[Start]
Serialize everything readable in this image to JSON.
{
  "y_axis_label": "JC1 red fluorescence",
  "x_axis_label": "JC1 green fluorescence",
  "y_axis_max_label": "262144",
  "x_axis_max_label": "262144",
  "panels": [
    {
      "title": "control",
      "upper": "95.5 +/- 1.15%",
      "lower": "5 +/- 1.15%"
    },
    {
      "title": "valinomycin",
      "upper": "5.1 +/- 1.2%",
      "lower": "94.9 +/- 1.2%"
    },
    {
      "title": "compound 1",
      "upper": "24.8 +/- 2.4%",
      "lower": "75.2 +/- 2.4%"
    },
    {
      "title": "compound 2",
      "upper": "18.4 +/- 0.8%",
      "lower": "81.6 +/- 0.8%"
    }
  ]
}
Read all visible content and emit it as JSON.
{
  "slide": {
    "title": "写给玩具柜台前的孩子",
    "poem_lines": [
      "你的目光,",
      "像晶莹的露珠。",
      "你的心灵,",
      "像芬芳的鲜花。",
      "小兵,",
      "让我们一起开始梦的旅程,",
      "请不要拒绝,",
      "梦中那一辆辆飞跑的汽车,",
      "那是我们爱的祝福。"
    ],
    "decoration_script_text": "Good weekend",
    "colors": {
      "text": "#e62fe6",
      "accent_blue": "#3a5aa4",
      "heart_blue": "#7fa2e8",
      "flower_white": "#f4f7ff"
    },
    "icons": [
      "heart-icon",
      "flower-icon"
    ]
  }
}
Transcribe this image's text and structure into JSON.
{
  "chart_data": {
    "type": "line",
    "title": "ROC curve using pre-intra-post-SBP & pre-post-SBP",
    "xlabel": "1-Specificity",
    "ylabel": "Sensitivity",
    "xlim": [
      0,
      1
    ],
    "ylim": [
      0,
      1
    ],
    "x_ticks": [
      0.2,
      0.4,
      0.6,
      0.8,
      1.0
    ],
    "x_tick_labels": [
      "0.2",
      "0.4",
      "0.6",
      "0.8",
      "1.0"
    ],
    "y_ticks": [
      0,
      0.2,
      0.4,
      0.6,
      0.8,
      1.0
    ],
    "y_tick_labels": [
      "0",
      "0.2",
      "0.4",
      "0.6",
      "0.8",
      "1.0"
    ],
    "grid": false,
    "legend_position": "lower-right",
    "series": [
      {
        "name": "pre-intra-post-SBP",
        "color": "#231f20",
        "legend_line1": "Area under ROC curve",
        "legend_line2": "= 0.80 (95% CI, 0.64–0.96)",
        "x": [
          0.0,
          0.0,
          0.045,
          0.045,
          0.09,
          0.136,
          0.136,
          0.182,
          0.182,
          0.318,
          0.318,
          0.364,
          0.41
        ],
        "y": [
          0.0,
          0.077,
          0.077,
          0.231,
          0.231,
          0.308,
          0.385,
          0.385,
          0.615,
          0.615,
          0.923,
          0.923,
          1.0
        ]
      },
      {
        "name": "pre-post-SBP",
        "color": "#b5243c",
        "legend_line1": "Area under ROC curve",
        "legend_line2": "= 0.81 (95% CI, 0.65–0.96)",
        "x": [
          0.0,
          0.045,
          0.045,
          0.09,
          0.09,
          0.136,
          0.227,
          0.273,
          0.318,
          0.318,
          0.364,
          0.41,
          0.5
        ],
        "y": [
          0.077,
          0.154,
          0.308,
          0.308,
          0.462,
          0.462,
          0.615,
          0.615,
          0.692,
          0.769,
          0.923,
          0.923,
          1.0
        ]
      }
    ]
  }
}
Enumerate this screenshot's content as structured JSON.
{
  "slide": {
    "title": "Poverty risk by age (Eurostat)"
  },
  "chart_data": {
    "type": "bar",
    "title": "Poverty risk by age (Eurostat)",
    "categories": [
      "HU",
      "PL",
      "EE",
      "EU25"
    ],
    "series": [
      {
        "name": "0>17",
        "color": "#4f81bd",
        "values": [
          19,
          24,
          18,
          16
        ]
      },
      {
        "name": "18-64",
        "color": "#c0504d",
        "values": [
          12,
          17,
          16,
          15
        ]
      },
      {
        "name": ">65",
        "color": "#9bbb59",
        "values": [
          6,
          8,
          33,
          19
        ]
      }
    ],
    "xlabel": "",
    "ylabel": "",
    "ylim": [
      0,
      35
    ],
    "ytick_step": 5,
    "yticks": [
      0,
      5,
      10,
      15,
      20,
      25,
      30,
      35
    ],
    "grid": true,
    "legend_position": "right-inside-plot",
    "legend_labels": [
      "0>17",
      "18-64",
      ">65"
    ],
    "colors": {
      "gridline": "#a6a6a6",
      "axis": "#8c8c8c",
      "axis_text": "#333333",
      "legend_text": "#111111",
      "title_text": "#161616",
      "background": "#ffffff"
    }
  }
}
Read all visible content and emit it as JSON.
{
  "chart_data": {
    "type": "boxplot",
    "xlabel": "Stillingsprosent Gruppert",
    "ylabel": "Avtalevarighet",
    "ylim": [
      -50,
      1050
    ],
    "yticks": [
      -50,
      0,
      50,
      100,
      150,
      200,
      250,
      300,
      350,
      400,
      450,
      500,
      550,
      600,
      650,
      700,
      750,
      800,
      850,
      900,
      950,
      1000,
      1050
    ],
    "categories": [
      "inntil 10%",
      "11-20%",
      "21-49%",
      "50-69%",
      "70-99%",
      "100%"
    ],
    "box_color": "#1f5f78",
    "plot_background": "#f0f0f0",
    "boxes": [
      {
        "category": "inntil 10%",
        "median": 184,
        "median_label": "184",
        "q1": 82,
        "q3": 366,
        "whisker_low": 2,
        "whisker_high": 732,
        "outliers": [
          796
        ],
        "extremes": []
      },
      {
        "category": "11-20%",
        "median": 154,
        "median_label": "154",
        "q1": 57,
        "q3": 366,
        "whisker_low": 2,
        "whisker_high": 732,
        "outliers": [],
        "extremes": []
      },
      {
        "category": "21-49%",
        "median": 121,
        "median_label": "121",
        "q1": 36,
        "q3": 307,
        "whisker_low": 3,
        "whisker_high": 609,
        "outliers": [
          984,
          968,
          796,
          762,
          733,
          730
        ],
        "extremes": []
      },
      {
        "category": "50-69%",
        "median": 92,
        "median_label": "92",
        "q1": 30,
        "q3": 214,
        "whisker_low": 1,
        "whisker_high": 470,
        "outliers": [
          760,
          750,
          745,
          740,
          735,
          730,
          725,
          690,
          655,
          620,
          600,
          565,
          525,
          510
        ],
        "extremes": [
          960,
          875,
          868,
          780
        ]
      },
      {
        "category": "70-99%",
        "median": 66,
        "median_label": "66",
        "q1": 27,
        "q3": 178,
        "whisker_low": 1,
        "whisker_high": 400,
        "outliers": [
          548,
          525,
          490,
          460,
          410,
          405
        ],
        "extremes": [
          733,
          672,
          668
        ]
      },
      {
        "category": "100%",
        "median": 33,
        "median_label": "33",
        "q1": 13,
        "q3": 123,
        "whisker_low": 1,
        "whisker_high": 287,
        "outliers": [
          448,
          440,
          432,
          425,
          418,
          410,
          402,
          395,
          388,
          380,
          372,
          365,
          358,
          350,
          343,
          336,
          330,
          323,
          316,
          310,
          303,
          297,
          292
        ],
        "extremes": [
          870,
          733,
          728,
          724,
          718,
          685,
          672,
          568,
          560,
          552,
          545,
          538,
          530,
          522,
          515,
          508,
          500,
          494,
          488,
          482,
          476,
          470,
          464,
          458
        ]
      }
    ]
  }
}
[End]
- _Task statement_
Copy out each record exactly as given, omitting none.

- _Reply_
Serialize everything readable in this image to JSON.
{
  "y_axis_label": "JC1 red fluorescence",
  "x_axis_label": "JC1 green fluorescence",
  "y_axis_max_label": "262144",
  "x_axis_max_label": "262144",
  "panels": [
    {
      "title": "control",
      "upper": "95.5 +/- 1.15%",
      "lower": "5 +/- 1.15%"
    },
    {
      "title": "valinomycin",
      "upper": "5.1 +/- 1.2%",
      "lower": "94.9 +/- 1.2%"
    },
    {
      "title": "compound 1",
      "upper": "24.8 +/- 2.4%",
      "lower": "75.2 +/- 2.4%"
    },
    {
      "title": "compound 2",
      "upper": "18.4 +/- 0.8%",
      "lower": "81.6 +/- 0.8%"
    }
  ]
}
Read all visible content and emit it as JSON.
{
  "slide": {
    "title": "写给玩具柜台前的孩子",
    "poem_lines": [
      "你的目光,",
      "像晶莹的露珠。",
      "你的心灵,",
      "像芬芳的鲜花。",
      "小兵,",
      "让我们一起开始梦的旅程,",
      "请不要拒绝,",
      "梦中那一辆辆飞跑的汽车,",
      "那是我们爱的祝福。"
    ],
    "decoration_script_text": "Good weekend",
    "colors": {
      "text": "#e62fe6",
      "accent_blue": "#3a5aa4",
      "heart_blue": "#7fa2e8",
      "flower_white": "#f4f7ff"
    },
    "icons": [
      "heart-icon",
      "flower-icon"
    ]
  }
}
Transcribe this image's text and structure into JSON.
{
  "chart_data": {
    "type": "line",
    "title": "ROC curve using pre-intra-post-SBP & pre-post-SBP",
    "xlabel": "1-Specificity",
    "ylabel": "Sensitivity",
    "xlim": [
      0,
      1
    ],
    "ylim": [
      0,
      1
    ],
    "x_ticks": [
      0.2,
      0.4,
      0.6,
      0.8,
      1.0
    ],
    "x_tick_labels": [
      "0.2",
      "0.4",
      "0.6",
      "0.8",
      "1.0"
    ],
    "y_ticks": [
      0,
      0.2,
      0.4,
      0.6,
      0.8,
      1.0
    ],
    "y_tick_labels": [
      "0",
      "0.2",
      "0.4",
      "0.6",
      "0.8",
      "1.0"
    ],
    "grid": false,
    "legend_position": "lower-right",
    "series": [
      {
        "name": "pre-intra-post-SBP",
        "color": "#231f20",
        "legend_line1": "Area under ROC curve",
        "legend_line2": "= 0.80 (95% CI, 0.64–0.96)",
        "x": [
          0.0,
          0.0,
          0.045,
          0.045,
          0.09,
          0.136,
          0.136,
          0.182,
          0.182,
          0.318,
          0.318,
          0.364,
          0.41
        ],
        "y": [
          0.0,
          0.077,
          0.077,
          0.231,
          0.231,
          0.308,
          0.385,
          0.385,
          0.615,
          0.615,
          0.923,
          0.923,
          1.0
        ]
      },
      {
        "name": "pre-post-SBP",
        "color": "#b5243c",
        "legend_line1": "Area under ROC curve",
        "legend_line2": "= 0.81 (95% CI, 0.65–0.96)",
        "x": [
          0.0,
          0.045,
          0.045,
          0.09,
          0.09,
          0.136,
          0.227,
          0.273,
          0.318,
          0.318,
          0.364,
          0.41,
          0.5
        ],
        "y": [
          0.077,
          0.154,
          0.308,
          0.308,
          0.462,
          0.462,
          0.615,
          0.615,
          0.692,
          0.769,
          0.923,
          0.923,
          1.0
        ]
      }
    ]
  }
}
Enumerate this screenshot's content as structured JSON.
{
  "slide": {
    "title": "Poverty risk by age (Eurostat)"
  },
  "chart_data": {
    "type": "bar",
    "title": "Poverty risk by age (Eurostat)",
    "categories": [
      "HU",
      "PL",
      "EE",
      "EU25"
    ],
    "series": [
      {
        "name": "0>17",
        "color": "#4f81bd",
        "values": [
          19,
          24,
          18,
          16
        ]
      },
      {
        "name": "18-64",
        "color": "#c0504d",
        "values": [
          12,
          17,
          16,
          15
        ]
      },
      {
        "name": ">65",
        "color": "#9bbb59",
        "values": [
          6,
          8,
          33,
          19
        ]
      }
    ],
    "xlabel": "",
    "ylabel": "",
    "ylim": [
      0,
      35
    ],
    "ytick_step": 5,
    "yticks": [
      0,
      5,
      10,
      15,
      20,
      25,
      30,
      35
    ],
    "grid": true,
    "legend_position": "right-inside-plot",
    "legend_labels": [
      "0>17",
      "18-64",
      ">65"
    ],
    "colors": {
      "gridline": "#a6a6a6",
      "axis": "#8c8c8c",
      "axis_text": "#333333",
      "legend_text": "#111111",
      "title_text": "#161616",
      "background": "#ffffff"
    }
  }
}
Read all visible content and emit it as JSON.
{
  "chart_data": {
    "type": "boxplot",
    "xlabel": "Stillingsprosent Gruppert",
    "ylabel": "Avtalevarighet",
    "ylim": [
      -50,
      1050
    ],
    "yticks": [
      -50,
      0,
      50,
      100,
      150,
      200,
      250,
      300,
      350,
      400,
      450,
      500,
      550,
      600,
      650,
      700,
      750,
      800,
      850,
      900,
      950,
      1000,
      1050
    ],
    "categories": [
      "inntil 10%",
      "11-20%",
      "21-49%",
      "50-69%",
      "70-99%",
      "100%"
    ],
    "box_color": "#1f5f78",
    "plot_background": "#f0f0f0",
    "boxes": [
      {
        "category": "inntil 10%",
        "median": 184,
        "median_label": "184",
        "q1": 82,
        "q3": 366,
        "whisker_low": 2,
        "whisker_high": 732,
        "outliers": [
          796
        ],
        "extremes": []
      },
      {
        "category": "11-20%",
        "median": 154,
        "median_label": "154",
        "q1": 57,
        "q3": 366,
        "whisker_low": 2,
        "whisker_high": 732,
        "outliers": [],
        "extremes": []
      },
      {
        "category": "21-49%",
        "median": 121,
        "median_label": "121",
        "q1": 36,
        "q3": 307,
        "whisker_low": 3,
        "whisker_high": 609,
        "outliers": [
          984,
          968,
          796,
          762,
          733,
          730
        ],
        "extremes": []
      },
      {
        "category": "50-69%",
        "median": 92,
        "median_label": "92",
        "q1": 30,
        "q3": 214,
        "whisker_low": 1,
        "whisker_high": 470,
        "outliers": [
          760,
          750,
          745,
          740,
          735,
          730,
          725,
          690,
          655,
          620,
          600,
          565,
          525,
          510
        ],
        "extremes": [
          960,
          875,
          868,
          780
        ]
      },
      {
        "category": "70-99%",
        "median": 66,
        "median_label": "66",
        "q1": 27,
        "q3": 178,
        "whisker_low": 1,
        "whisker_high": 400,
        "outliers": [
          548,
          525,
          490,
          460,
          410,
          405
        ],
        "extremes": [
          733,
          672,
          668
        ]
      },
      {
        "category": "100%",
        "median": 33,
        "median_label": "33",
        "q1": 13,
        "q3": 123,
        "whisker_low": 1,
        "whisker_high": 287,
        "outliers": [
          448,
          440,
          432,
          425,
          418,
          410,
          402,
          395,
          388,
          380,
          372,
          365,
          358,
          350,
          343,
          336,
          330,
          323,
          316,
          310,
          303,
          297,
          292
        ],
        "extremes": [
          870,
          733,
          728,
          724,
          718,
          685,
          672,
          568,
          560,
          552,
          545,
          538,
          530,
          522,
          515,
          508,
          500,
          494,
          488,
          482,
          476,
          470,
          464,
          458
        ]
      }
    ]
  }
}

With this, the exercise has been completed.